- Exercise details -
Below are the records; pull every line that includes "frac".

Dataset entries:
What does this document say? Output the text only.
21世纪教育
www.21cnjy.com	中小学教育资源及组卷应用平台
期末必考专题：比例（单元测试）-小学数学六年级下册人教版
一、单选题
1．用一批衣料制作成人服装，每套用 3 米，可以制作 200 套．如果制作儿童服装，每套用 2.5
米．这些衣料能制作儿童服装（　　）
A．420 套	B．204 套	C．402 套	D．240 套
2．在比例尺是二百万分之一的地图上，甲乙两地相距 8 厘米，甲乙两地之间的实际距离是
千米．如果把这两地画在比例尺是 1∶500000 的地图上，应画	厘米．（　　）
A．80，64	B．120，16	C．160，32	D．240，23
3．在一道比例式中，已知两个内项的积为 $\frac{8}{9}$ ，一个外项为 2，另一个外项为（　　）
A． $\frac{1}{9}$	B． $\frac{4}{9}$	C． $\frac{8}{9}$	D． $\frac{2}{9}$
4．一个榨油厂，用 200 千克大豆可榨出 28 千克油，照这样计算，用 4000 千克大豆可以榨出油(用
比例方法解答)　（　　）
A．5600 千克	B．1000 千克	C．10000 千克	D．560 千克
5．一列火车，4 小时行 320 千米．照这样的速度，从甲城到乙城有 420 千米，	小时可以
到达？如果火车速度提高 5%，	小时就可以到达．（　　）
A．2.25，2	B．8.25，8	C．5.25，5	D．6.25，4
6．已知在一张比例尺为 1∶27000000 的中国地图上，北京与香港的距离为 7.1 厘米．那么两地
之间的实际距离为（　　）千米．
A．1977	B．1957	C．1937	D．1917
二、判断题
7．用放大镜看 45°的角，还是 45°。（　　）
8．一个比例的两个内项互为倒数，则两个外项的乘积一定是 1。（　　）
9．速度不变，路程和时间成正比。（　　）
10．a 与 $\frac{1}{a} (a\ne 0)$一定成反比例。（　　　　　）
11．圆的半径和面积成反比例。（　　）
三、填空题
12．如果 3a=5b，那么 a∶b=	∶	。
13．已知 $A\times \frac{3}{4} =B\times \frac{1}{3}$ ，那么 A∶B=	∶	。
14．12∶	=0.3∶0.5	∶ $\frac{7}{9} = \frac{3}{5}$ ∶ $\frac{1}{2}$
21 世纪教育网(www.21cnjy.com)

- Completed exercise -
3．在一道比例式中，已知两个内项的积为 $\frac{8}{9}$ ，一个外项为 2，另一个外项为（　　）
A． $\frac{1}{9}$	B． $\frac{4}{9}$	C． $\frac{8}{9}$	D． $\frac{2}{9}$
10．a 与 $\frac{1}{a} (a\ne 0)$一定成反比例。（　　　　　）
13．已知 $A\times \frac{3}{4} =B\times \frac{1}{3}$ ，那么 A∶B=	∶	。
14．12∶	=0.3∶0.5	∶ $\frac{7}{9} = \frac{3}{5}$ ∶ $\frac{1}{2}$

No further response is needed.